» Records
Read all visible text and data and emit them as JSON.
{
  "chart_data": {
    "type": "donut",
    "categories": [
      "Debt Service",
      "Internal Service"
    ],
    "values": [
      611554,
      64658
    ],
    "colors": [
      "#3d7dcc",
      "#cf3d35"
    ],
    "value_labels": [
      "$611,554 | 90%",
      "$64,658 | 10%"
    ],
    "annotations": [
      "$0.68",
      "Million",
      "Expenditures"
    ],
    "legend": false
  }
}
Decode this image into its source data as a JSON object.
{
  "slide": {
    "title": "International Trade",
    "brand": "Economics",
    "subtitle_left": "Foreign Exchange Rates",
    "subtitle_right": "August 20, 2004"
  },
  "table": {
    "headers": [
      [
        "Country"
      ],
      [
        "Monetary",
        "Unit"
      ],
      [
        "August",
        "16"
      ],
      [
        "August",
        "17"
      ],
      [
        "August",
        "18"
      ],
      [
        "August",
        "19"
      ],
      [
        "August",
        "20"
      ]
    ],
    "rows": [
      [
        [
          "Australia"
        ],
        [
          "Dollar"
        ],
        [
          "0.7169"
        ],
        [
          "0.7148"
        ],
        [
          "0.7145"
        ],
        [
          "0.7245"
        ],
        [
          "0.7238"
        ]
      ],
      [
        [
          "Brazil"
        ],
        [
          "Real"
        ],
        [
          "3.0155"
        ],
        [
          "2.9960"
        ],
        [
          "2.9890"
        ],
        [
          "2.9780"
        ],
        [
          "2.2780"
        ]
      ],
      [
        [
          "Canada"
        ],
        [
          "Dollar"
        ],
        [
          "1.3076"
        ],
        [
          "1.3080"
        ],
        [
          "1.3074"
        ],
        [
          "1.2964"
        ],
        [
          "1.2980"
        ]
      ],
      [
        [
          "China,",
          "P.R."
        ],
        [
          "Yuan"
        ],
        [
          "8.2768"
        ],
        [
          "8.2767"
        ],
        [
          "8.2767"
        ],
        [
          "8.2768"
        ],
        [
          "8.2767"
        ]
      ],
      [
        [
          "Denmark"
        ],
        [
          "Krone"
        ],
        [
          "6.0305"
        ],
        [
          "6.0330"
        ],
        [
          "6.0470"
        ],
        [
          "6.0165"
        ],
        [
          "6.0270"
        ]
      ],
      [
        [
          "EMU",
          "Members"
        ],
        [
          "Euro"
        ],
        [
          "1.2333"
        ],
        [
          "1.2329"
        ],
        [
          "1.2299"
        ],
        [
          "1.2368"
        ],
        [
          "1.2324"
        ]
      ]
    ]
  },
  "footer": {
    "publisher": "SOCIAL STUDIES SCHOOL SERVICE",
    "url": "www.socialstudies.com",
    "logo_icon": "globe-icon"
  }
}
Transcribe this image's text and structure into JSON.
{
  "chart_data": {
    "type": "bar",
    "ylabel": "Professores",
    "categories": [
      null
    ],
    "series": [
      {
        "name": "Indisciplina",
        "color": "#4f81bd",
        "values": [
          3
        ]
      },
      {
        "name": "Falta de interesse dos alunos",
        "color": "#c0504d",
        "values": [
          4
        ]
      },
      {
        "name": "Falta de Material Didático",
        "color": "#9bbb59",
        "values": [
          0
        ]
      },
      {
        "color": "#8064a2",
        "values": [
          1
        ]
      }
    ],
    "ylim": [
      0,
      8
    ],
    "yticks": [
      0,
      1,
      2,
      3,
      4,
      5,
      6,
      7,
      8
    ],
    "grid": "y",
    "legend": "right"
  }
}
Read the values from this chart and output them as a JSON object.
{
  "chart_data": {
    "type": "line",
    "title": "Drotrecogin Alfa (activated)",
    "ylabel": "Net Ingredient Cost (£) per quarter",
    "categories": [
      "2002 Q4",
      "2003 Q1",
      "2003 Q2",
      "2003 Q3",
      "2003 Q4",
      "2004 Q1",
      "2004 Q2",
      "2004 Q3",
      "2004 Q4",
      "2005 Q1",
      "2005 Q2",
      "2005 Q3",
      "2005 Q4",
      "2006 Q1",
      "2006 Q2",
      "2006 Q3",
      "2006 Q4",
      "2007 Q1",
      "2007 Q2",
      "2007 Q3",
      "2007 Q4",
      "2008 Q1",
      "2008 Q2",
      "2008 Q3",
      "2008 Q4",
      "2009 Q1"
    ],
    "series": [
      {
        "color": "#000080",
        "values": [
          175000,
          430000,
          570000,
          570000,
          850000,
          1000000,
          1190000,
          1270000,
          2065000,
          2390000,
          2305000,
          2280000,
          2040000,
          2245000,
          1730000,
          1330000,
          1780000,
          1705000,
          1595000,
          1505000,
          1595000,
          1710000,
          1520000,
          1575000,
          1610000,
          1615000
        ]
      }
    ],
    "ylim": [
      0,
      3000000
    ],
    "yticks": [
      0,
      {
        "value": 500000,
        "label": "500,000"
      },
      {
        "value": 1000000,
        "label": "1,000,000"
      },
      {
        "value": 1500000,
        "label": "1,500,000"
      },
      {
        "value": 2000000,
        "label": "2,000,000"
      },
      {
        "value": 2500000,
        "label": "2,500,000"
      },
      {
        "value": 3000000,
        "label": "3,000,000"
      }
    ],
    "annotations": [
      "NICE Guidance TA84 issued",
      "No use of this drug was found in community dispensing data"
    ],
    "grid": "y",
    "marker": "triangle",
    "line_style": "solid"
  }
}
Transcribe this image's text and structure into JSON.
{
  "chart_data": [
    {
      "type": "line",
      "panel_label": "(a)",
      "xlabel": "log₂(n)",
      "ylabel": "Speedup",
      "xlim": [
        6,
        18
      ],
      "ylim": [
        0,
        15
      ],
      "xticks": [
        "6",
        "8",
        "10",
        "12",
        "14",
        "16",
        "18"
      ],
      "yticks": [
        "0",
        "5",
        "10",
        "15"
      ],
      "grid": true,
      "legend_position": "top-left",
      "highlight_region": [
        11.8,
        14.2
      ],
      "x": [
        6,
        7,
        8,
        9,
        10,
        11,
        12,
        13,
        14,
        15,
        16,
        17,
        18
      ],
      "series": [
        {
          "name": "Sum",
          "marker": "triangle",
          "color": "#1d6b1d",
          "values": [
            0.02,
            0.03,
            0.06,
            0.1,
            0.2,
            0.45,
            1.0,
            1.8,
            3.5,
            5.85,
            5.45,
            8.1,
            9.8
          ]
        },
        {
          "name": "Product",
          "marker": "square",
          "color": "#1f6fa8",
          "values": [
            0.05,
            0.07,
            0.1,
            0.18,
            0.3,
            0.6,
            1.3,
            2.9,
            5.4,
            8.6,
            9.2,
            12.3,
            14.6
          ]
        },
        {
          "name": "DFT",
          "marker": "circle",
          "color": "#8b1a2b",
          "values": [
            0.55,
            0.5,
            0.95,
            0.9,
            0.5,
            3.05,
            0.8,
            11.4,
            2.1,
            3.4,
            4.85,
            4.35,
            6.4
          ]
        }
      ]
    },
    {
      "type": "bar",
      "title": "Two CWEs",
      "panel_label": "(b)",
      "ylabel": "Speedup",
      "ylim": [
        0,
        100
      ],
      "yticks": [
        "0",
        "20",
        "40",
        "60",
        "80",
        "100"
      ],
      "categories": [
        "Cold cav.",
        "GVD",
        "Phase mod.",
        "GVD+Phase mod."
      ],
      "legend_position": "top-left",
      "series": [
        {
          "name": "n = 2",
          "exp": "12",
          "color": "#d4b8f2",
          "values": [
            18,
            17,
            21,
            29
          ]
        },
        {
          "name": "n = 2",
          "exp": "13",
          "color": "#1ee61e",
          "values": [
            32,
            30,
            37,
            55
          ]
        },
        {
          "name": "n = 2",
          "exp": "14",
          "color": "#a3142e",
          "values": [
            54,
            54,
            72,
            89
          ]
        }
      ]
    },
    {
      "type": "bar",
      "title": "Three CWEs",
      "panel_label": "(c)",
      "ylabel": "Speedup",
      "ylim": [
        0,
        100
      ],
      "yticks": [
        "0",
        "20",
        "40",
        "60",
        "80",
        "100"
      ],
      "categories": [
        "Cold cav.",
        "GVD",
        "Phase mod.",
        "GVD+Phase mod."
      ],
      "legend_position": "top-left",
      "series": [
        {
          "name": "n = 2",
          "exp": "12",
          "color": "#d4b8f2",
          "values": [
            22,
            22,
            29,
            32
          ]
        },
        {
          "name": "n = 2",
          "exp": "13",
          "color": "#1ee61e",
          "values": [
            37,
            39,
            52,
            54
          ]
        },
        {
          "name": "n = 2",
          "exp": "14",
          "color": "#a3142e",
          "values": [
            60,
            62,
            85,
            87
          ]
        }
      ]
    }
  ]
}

» WHAT YOU WILL DO
Check each line of the records above for "Falta", and copy those that have it.

» WRITTEN ANSWER
        "name": "Falta de interesse dos alunos",
        "name": "Falta de Material Didático",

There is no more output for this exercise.